▶ [Direction] Copy out each line exactly as it appears.

▶ [Supplied material]
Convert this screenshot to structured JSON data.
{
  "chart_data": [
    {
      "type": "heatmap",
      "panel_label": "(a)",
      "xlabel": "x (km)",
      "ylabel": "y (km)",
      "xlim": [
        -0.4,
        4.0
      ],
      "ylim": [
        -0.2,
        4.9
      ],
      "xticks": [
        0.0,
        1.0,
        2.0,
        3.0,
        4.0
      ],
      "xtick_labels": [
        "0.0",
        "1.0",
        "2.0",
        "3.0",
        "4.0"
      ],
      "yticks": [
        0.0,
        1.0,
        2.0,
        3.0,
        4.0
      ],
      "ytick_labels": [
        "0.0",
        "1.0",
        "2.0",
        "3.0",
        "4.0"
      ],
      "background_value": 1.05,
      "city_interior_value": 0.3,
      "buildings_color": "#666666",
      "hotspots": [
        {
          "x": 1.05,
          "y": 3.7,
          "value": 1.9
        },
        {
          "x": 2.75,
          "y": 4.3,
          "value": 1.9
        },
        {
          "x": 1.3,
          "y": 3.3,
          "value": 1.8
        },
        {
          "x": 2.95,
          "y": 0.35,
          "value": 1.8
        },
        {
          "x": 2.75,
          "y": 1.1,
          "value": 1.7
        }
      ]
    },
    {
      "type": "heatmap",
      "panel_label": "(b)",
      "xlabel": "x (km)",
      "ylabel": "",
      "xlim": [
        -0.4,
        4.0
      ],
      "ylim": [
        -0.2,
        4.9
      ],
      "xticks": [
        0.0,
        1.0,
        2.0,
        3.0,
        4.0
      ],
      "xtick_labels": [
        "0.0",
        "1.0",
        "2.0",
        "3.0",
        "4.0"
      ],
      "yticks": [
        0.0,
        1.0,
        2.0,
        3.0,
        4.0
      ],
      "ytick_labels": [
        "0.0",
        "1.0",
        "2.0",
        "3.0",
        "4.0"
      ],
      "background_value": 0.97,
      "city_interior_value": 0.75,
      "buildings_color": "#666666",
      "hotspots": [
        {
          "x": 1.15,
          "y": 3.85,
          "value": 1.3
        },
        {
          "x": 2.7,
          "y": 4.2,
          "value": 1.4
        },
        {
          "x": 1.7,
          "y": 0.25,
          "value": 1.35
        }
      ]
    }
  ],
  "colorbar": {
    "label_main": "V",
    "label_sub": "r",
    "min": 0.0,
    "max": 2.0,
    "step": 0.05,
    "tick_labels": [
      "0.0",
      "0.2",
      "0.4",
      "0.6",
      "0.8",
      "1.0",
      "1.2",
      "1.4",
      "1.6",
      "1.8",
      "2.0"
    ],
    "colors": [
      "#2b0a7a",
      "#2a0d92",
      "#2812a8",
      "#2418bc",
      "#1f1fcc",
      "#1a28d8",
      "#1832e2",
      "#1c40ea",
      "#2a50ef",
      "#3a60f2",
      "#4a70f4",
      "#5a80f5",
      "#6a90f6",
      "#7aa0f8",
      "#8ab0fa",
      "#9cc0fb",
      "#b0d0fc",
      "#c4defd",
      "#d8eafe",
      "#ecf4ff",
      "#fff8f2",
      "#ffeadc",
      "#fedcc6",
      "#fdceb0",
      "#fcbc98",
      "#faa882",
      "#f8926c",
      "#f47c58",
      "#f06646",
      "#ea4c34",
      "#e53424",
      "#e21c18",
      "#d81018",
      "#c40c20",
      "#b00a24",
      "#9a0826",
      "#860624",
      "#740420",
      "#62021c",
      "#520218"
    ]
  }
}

▶ [Full answer]
Convert this screenshot to structured JSON data.
{
  "chart_data": [
    {
      "type": "heatmap",
      "panel_label": "(a)",
      "xlabel": "x (km)",
      "ylabel": "y (km)",
      "xlim": [
        -0.4,
        4.0
      ],
      "ylim": [
        -0.2,
        4.9
      ],
      "xticks": [
        0.0,
        1.0,
        2.0,
        3.0,
        4.0
      ],
      "xtick_labels": [
        "0.0",
        "1.0",
        "2.0",
        "3.0",
        "4.0"
      ],
      "yticks": [
        0.0,
        1.0,
        2.0,
        3.0,
        4.0
      ],
      "ytick_labels": [
        "0.0",
        "1.0",
        "2.0",
        "3.0",
        "4.0"
      ],
      "background_value": 1.05,
      "city_interior_value": 0.3,
      "buildings_color": "#666666",
      "hotspots": [
        {
          "x": 1.05,
          "y": 3.7,
          "value": 1.9
        },
        {
          "x": 2.75,
          "y": 4.3,
          "value": 1.9
        },
        {
          "x": 1.3,
          "y": 3.3,
          "value": 1.8
        },
        {
          "x": 2.95,
          "y": 0.35,
          "value": 1.8
        },
        {
          "x": 2.75,
          "y": 1.1,
          "value": 1.7
        }
      ]
    },
    {
      "type": "heatmap",
      "panel_label": "(b)",
      "xlabel": "x (km)",
      "ylabel": "",
      "xlim": [
        -0.4,
        4.0
      ],
      "ylim": [
        -0.2,
        4.9
      ],
      "xticks": [
        0.0,
        1.0,
        2.0,
        3.0,
        4.0
      ],
      "xtick_labels": [
        "0.0",
        "1.0",
        "2.0",
        "3.0",
        "4.0"
      ],
      "yticks": [
        0.0,
        1.0,
        2.0,
        3.0,
        4.0
      ],
      "ytick_labels": [
        "0.0",
        "1.0",
        "2.0",
        "3.0",
        "4.0"
      ],
      "background_value": 0.97,
      "city_interior_value": 0.75,
      "buildings_color": "#666666",
      "hotspots": [
        {
          "x": 1.15,
          "y": 3.85,
          "value": 1.3
        },
        {
          "x": 2.7,
          "y": 4.2,
          "value": 1.4
        },
        {
          "x": 1.7,
          "y": 0.25,
          "value": 1.35
        }
      ]
    }
  ],
  "colorbar": {
    "label_main": "V",
    "label_sub": "r",
    "min": 0.0,
    "max": 2.0,
    "step": 0.05,
    "tick_labels": [
      "0.0",
      "0.2",
      "0.4",
      "0.6",
      "0.8",
      "1.0",
      "1.2",
      "1.4",
      "1.6",
      "1.8",
      "2.0"
    ],
    "colors": [
      "#2b0a7a",
      "#2a0d92",
      "#2812a8",
      "#2418bc",
      "#1f1fcc",
      "#1a28d8",
      "#1832e2",
      "#1c40ea",
      "#2a50ef",
      "#3a60f2",
      "#4a70f4",
      "#5a80f5",
      "#6a90f6",
      "#7aa0f8",
      "#8ab0fa",
      "#9cc0fb",
      "#b0d0fc",
      "#c4defd",
      "#d8eafe",
      "#ecf4ff",
      "#fff8f2",
      "#ffeadc",
      "#fedcc6",
      "#fdceb0",
      "#fcbc98",
      "#faa882",
      "#f8926c",
      "#f47c58",
      "#f06646",
      "#ea4c34",
      "#e53424",
      "#e21c18",
      "#d81018",
      "#c40c20",
      "#b00a24",
      "#9a0826",
      "#860624",
      "#740420",
      "#62021c",
      "#520218"
    ]
  }
}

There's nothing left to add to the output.